>> Begin

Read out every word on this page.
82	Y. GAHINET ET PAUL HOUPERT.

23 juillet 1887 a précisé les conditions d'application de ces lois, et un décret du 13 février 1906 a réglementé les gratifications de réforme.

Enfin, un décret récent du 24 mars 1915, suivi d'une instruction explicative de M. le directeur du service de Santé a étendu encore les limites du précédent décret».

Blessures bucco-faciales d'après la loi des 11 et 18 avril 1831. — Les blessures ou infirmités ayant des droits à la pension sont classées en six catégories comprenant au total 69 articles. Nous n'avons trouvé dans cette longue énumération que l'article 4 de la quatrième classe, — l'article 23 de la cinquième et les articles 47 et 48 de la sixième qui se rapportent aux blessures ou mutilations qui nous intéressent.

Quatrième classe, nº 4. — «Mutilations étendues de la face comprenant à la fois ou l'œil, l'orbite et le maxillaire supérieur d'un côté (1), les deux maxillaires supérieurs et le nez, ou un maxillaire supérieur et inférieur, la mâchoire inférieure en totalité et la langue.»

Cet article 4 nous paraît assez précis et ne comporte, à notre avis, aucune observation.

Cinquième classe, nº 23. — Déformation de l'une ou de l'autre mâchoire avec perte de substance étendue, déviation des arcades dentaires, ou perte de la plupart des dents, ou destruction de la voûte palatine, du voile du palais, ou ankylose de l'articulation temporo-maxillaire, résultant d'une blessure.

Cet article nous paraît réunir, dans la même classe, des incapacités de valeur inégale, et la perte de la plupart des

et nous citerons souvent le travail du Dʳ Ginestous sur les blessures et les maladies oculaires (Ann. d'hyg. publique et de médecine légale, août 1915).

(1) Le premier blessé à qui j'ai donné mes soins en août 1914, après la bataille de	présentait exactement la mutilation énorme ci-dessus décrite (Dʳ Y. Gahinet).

>> End

* WHAT YOU SHOULD DO *
Output the complete data exactly as written.

* RESULT OF THIS TASK *
Read out every word on this page.
82	Y. GAHINET ET PAUL HOUPERT.

23 juillet 1887 a précisé les conditions d'application de ces lois, et un décret du 13 février 1906 a réglementé les gratifications de réforme.

Enfin, un décret récent du 24 mars 1915, suivi d'une instruction explicative de M. le directeur du service de Santé a étendu encore les limites du précédent décret».

Blessures bucco-faciales d'après la loi des 11 et 18 avril 1831. — Les blessures ou infirmités ayant des droits à la pension sont classées en six catégories comprenant au total 69 articles. Nous n'avons trouvé dans cette longue énumération que l'article 4 de la quatrième classe, — l'article 23 de la cinquième et les articles 47 et 48 de la sixième qui se rapportent aux blessures ou mutilations qui nous intéressent.

Quatrième classe, nº 4. — «Mutilations étendues de la face comprenant à la fois ou l'œil, l'orbite et le maxillaire supérieur d'un côté (1), les deux maxillaires supérieurs et le nez, ou un maxillaire supérieur et inférieur, la mâchoire inférieure en totalité et la langue.»

Cet article 4 nous paraît assez précis et ne comporte, à notre avis, aucune observation.

Cinquième classe, nº 23. — Déformation de l'une ou de l'autre mâchoire avec perte de substance étendue, déviation des arcades dentaires, ou perte de la plupart des dents, ou destruction de la voûte palatine, du voile du palais, ou ankylose de l'articulation temporo-maxillaire, résultant d'une blessure.

Cet article nous paraît réunir, dans la même classe, des incapacités de valeur inégale, et la perte de la plupart des

et nous citerons souvent le travail du Dʳ Ginestous sur les blessures et les maladies oculaires (Ann. d'hyg. publique et de médecine légale, août 1915).

(1) Le premier blessé à qui j'ai donné mes soins en août 1914, après la bataille de	présentait exactement la mutilation énorme ci-dessus décrite (Dʳ Y. Gahinet).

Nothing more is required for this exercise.